= Beginning of Section =

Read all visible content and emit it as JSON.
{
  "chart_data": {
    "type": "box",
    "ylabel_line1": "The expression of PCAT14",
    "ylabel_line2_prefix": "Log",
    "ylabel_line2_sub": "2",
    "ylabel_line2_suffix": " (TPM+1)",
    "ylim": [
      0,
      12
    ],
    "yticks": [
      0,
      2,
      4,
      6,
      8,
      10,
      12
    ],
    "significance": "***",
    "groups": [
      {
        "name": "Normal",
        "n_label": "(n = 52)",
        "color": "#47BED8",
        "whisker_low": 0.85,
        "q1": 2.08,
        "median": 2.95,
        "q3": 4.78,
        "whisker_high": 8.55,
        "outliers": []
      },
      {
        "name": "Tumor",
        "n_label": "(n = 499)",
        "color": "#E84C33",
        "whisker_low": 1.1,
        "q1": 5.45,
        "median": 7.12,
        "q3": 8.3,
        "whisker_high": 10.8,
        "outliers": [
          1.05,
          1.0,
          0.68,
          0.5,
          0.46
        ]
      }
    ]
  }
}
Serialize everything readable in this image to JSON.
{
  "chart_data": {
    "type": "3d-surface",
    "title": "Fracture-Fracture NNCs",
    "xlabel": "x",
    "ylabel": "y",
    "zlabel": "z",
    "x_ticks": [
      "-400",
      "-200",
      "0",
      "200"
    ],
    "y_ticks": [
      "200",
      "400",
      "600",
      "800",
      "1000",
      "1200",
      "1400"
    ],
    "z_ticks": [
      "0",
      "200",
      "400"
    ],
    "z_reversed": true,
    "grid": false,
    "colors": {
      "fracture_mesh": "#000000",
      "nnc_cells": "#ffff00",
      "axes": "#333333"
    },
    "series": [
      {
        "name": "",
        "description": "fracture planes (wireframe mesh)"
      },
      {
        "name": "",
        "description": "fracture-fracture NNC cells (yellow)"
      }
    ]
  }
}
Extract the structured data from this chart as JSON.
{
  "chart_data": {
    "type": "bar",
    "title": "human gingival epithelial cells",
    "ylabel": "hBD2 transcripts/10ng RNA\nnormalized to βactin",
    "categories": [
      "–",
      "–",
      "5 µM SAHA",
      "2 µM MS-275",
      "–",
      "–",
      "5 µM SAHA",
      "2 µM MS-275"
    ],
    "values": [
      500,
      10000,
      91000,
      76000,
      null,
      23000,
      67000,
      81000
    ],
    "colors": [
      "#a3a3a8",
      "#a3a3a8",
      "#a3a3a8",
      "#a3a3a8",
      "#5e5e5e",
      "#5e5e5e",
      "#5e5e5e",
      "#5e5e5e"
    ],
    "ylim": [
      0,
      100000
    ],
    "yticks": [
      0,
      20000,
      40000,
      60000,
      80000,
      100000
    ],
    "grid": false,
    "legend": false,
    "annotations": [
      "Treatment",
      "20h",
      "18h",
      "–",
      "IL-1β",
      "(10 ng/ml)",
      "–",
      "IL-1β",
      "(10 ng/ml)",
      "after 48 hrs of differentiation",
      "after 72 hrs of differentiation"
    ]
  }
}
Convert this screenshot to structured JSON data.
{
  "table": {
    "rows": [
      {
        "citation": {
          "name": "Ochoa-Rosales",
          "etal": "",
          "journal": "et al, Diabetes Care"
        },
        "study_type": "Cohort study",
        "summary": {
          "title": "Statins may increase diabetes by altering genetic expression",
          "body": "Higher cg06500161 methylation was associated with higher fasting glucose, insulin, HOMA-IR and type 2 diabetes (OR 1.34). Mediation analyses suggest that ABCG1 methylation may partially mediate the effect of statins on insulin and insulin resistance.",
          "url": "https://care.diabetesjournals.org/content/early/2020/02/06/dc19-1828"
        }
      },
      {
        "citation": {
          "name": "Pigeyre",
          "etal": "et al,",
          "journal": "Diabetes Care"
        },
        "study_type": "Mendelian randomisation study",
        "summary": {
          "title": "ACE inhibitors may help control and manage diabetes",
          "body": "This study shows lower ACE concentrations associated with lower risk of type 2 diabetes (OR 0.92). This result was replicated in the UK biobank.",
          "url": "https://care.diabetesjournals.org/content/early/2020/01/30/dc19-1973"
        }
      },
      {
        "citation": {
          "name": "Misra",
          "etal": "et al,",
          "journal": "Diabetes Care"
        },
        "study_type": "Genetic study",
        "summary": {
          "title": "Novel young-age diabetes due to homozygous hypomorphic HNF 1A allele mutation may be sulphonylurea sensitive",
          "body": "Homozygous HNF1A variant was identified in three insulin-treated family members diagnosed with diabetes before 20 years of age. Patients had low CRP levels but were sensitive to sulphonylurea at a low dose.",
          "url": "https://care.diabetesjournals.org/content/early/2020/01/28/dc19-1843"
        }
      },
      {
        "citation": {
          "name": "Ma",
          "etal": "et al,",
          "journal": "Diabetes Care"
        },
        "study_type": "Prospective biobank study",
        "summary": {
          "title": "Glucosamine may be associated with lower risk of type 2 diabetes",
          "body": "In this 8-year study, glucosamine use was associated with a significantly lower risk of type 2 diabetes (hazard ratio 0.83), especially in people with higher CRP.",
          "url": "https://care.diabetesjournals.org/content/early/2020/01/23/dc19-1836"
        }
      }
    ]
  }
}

= End of Section =

_EXERCISE REQUIREMENTS:_ An exact copy of the entire material is required.

_RESULT FOR THIS TASK:_
Read all visible content and emit it as JSON.
{
  "chart_data": {
    "type": "box",
    "ylabel_line1": "The expression of PCAT14",
    "ylabel_line2_prefix": "Log",
    "ylabel_line2_sub": "2",
    "ylabel_line2_suffix": " (TPM+1)",
    "ylim": [
      0,
      12
    ],
    "yticks": [
      0,
      2,
      4,
      6,
      8,
      10,
      12
    ],
    "significance": "***",
    "groups": [
      {
        "name": "Normal",
        "n_label": "(n = 52)",
        "color": "#47BED8",
        "whisker_low": 0.85,
        "q1": 2.08,
        "median": 2.95,
        "q3": 4.78,
        "whisker_high": 8.55,
        "outliers": []
      },
      {
        "name": "Tumor",
        "n_label": "(n = 499)",
        "color": "#E84C33",
        "whisker_low": 1.1,
        "q1": 5.45,
        "median": 7.12,
        "q3": 8.3,
        "whisker_high": 10.8,
        "outliers": [
          1.05,
          1.0,
          0.68,
          0.5,
          0.46
        ]
      }
    ]
  }
}
Serialize everything readable in this image to JSON.
{
  "chart_data": {
    "type": "3d-surface",
    "title": "Fracture-Fracture NNCs",
    "xlabel": "x",
    "ylabel": "y",
    "zlabel": "z",
    "x_ticks": [
      "-400",
      "-200",
      "0",
      "200"
    ],
    "y_ticks": [
      "200",
      "400",
      "600",
      "800",
      "1000",
      "1200",
      "1400"
    ],
    "z_ticks": [
      "0",
      "200",
      "400"
    ],
    "z_reversed": true,
    "grid": false,
    "colors": {
      "fracture_mesh": "#000000",
      "nnc_cells": "#ffff00",
      "axes": "#333333"
    },
    "series": [
      {
        "name": "",
        "description": "fracture planes (wireframe mesh)"
      },
      {
        "name": "",
        "description": "fracture-fracture NNC cells (yellow)"
      }
    ]
  }
}
Extract the structured data from this chart as JSON.
{
  "chart_data": {
    "type": "bar",
    "title": "human gingival epithelial cells",
    "ylabel": "hBD2 transcripts/10ng RNA\nnormalized to βactin",
    "categories": [
      "–",
      "–",
      "5 µM SAHA",
      "2 µM MS-275",
      "–",
      "–",
      "5 µM SAHA",
      "2 µM MS-275"
    ],
    "values": [
      500,
      10000,
      91000,
      76000,
      null,
      23000,
      67000,
      81000
    ],
    "colors": [
      "#a3a3a8",
      "#a3a3a8",
      "#a3a3a8",
      "#a3a3a8",
      "#5e5e5e",
      "#5e5e5e",
      "#5e5e5e",
      "#5e5e5e"
    ],
    "ylim": [
      0,
      100000
    ],
    "yticks": [
      0,
      20000,
      40000,
      60000,
      80000,
      100000
    ],
    "grid": false,
    "legend": false,
    "annotations": [
      "Treatment",
      "20h",
      "18h",
      "–",
      "IL-1β",
      "(10 ng/ml)",
      "–",
      "IL-1β",
      "(10 ng/ml)",
      "after 48 hrs of differentiation",
      "after 72 hrs of differentiation"
    ]
  }
}
Convert this screenshot to structured JSON data.
{
  "table": {
    "rows": [
      {
        "citation": {
          "name": "Ochoa-Rosales",
          "etal": "",
          "journal": "et al, Diabetes Care"
        },
        "study_type": "Cohort study",
        "summary": {
          "title": "Statins may increase diabetes by altering genetic expression",
          "body": "Higher cg06500161 methylation was associated with higher fasting glucose, insulin, HOMA-IR and type 2 diabetes (OR 1.34). Mediation analyses suggest that ABCG1 methylation may partially mediate the effect of statins on insulin and insulin resistance.",
          "url": "https://care.diabetesjournals.org/content/early/2020/02/06/dc19-1828"
        }
      },
      {
        "citation": {
          "name": "Pigeyre",
          "etal": "et al,",
          "journal": "Diabetes Care"
        },
        "study_type": "Mendelian randomisation study",
        "summary": {
          "title": "ACE inhibitors may help control and manage diabetes",
          "body": "This study shows lower ACE concentrations associated with lower risk of type 2 diabetes (OR 0.92). This result was replicated in the UK biobank.",
          "url": "https://care.diabetesjournals.org/content/early/2020/01/30/dc19-1973"
        }
      },
      {
        "citation": {
          "name": "Misra",
          "etal": "et al,",
          "journal": "Diabetes Care"
        },
        "study_type": "Genetic study",
        "summary": {
          "title": "Novel young-age diabetes due to homozygous hypomorphic HNF 1A allele mutation may be sulphonylurea sensitive",
          "body": "Homozygous HNF1A variant was identified in three insulin-treated family members diagnosed with diabetes before 20 years of age. Patients had low CRP levels but were sensitive to sulphonylurea at a low dose.",
          "url": "https://care.diabetesjournals.org/content/early/2020/01/28/dc19-1843"
        }
      },
      {
        "citation": {
          "name": "Ma",
          "etal": "et al,",
          "journal": "Diabetes Care"
        },
        "study_type": "Prospective biobank study",
        "summary": {
          "title": "Glucosamine may be associated with lower risk of type 2 diabetes",
          "body": "In this 8-year study, glucosamine use was associated with a significantly lower risk of type 2 diabetes (hazard ratio 0.83), especially in people with higher CRP.",
          "url": "https://care.diabetesjournals.org/content/early/2020/01/23/dc19-1836"
        }
      }
    ]
  }
}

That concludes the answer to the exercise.